REQUIRED WORK »
Can you write out the whole listing exactly?

MATERIAL FOR THE TASK »
▼

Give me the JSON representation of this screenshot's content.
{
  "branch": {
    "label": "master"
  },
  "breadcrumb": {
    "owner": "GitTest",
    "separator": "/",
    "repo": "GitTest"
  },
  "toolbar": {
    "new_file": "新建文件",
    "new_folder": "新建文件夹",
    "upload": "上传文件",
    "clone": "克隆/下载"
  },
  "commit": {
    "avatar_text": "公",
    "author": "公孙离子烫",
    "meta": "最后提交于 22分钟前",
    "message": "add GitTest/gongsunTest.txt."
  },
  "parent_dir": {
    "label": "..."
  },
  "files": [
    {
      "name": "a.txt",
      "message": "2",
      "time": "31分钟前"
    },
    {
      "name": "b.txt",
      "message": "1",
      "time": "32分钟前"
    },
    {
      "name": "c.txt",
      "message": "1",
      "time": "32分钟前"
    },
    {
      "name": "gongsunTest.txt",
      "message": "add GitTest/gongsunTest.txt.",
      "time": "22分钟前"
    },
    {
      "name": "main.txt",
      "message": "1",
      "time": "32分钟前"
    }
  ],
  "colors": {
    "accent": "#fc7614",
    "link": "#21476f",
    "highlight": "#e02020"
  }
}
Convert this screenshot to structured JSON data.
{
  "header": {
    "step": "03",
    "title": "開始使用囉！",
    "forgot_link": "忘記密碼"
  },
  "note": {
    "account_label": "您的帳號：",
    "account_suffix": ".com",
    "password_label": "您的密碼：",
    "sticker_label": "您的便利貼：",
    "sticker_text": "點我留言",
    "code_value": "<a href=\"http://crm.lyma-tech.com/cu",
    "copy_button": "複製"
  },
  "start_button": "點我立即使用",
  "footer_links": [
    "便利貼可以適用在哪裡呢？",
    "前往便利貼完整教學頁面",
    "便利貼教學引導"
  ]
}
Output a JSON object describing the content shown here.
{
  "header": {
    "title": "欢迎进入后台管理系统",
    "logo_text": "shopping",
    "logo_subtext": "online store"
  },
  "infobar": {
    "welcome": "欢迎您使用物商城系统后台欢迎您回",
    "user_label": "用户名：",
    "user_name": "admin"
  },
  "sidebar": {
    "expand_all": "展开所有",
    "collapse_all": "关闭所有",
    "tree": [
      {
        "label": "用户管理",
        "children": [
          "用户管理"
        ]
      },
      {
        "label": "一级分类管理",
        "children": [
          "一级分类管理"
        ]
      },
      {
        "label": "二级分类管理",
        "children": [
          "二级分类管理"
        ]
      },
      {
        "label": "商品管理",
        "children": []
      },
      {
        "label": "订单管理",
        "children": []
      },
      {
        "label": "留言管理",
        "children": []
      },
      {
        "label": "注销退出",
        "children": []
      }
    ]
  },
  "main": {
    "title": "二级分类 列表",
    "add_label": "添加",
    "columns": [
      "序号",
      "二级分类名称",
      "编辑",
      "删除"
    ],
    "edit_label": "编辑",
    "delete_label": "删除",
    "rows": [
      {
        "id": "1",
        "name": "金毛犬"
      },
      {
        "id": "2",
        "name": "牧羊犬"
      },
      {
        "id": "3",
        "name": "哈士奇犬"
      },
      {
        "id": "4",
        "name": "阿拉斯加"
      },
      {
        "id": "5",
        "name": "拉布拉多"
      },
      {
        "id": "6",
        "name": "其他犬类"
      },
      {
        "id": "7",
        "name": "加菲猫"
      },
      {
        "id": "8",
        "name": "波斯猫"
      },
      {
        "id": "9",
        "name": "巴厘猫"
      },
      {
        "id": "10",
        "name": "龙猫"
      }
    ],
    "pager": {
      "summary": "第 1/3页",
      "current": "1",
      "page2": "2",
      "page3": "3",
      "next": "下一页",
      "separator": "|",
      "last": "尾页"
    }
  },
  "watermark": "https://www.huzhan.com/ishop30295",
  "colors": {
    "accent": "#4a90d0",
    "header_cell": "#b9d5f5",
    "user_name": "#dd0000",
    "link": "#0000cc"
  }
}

▲

ANSWER BELOW »
Give me the JSON representation of this screenshot's content.
{
  "branch": {
    "label": "master"
  },
  "breadcrumb": {
    "owner": "GitTest",
    "separator": "/",
    "repo": "GitTest"
  },
  "toolbar": {
    "new_file": "新建文件",
    "new_folder": "新建文件夹",
    "upload": "上传文件",
    "clone": "克隆/下载"
  },
  "commit": {
    "avatar_text": "公",
    "author": "公孙离子烫",
    "meta": "最后提交于 22分钟前",
    "message": "add GitTest/gongsunTest.txt."
  },
  "parent_dir": {
    "label": "..."
  },
  "files": [
    {
      "name": "a.txt",
      "message": "2",
      "time": "31分钟前"
    },
    {
      "name": "b.txt",
      "message": "1",
      "time": "32分钟前"
    },
    {
      "name": "c.txt",
      "message": "1",
      "time": "32分钟前"
    },
    {
      "name": "gongsunTest.txt",
      "message": "add GitTest/gongsunTest.txt.",
      "time": "22分钟前"
    },
    {
      "name": "main.txt",
      "message": "1",
      "time": "32分钟前"
    }
  ],
  "colors": {
    "accent": "#fc7614",
    "link": "#21476f",
    "highlight": "#e02020"
  }
}
Convert this screenshot to structured JSON data.
{
  "header": {
    "step": "03",
    "title": "開始使用囉！",
    "forgot_link": "忘記密碼"
  },
  "note": {
    "account_label": "您的帳號：",
    "account_suffix": ".com",
    "password_label": "您的密碼：",
    "sticker_label": "您的便利貼：",
    "sticker_text": "點我留言",
    "code_value": "<a href=\"http://crm.lyma-tech.com/cu",
    "copy_button": "複製"
  },
  "start_button": "點我立即使用",
  "footer_links": [
    "便利貼可以適用在哪裡呢？",
    "前往便利貼完整教學頁面",
    "便利貼教學引導"
  ]
}
Output a JSON object describing the content shown here.
{
  "header": {
    "title": "欢迎进入后台管理系统",
    "logo_text": "shopping",
    "logo_subtext": "online store"
  },
  "infobar": {
    "welcome": "欢迎您使用物商城系统后台欢迎您回",
    "user_label": "用户名：",
    "user_name": "admin"
  },
  "sidebar": {
    "expand_all": "展开所有",
    "collapse_all": "关闭所有",
    "tree": [
      {
        "label": "用户管理",
        "children": [
          "用户管理"
        ]
      },
      {
        "label": "一级分类管理",
        "children": [
          "一级分类管理"
        ]
      },
      {
        "label": "二级分类管理",
        "children": [
          "二级分类管理"
        ]
      },
      {
        "label": "商品管理",
        "children": []
      },
      {
        "label": "订单管理",
        "children": []
      },
      {
        "label": "留言管理",
        "children": []
      },
      {
        "label": "注销退出",
        "children": []
      }
    ]
  },
  "main": {
    "title": "二级分类 列表",
    "add_label": "添加",
    "columns": [
      "序号",
      "二级分类名称",
      "编辑",
      "删除"
    ],
    "edit_label": "编辑",
    "delete_label": "删除",
    "rows": [
      {
        "id": "1",
        "name": "金毛犬"
      },
      {
        "id": "2",
        "name": "牧羊犬"
      },
      {
        "id": "3",
        "name": "哈士奇犬"
      },
      {
        "id": "4",
        "name": "阿拉斯加"
      },
      {
        "id": "5",
        "name": "拉布拉多"
      },
      {
        "id": "6",
        "name": "其他犬类"
      },
      {
        "id": "7",
        "name": "加菲猫"
      },
      {
        "id": "8",
        "name": "波斯猫"
      },
      {
        "id": "9",
        "name": "巴厘猫"
      },
      {
        "id": "10",
        "name": "龙猫"
      }
    ],
    "pager": {
      "summary": "第 1/3页",
      "current": "1",
      "page2": "2",
      "page3": "3",
      "next": "下一页",
      "separator": "|",
      "last": "尾页"
    }
  },
  "watermark": "https://www.huzhan.com/ishop30295",
  "colors": {
    "accent": "#4a90d0",
    "header_cell": "#b9d5f5",
    "user_name": "#dd0000",
    "link": "#0000cc"
  }
}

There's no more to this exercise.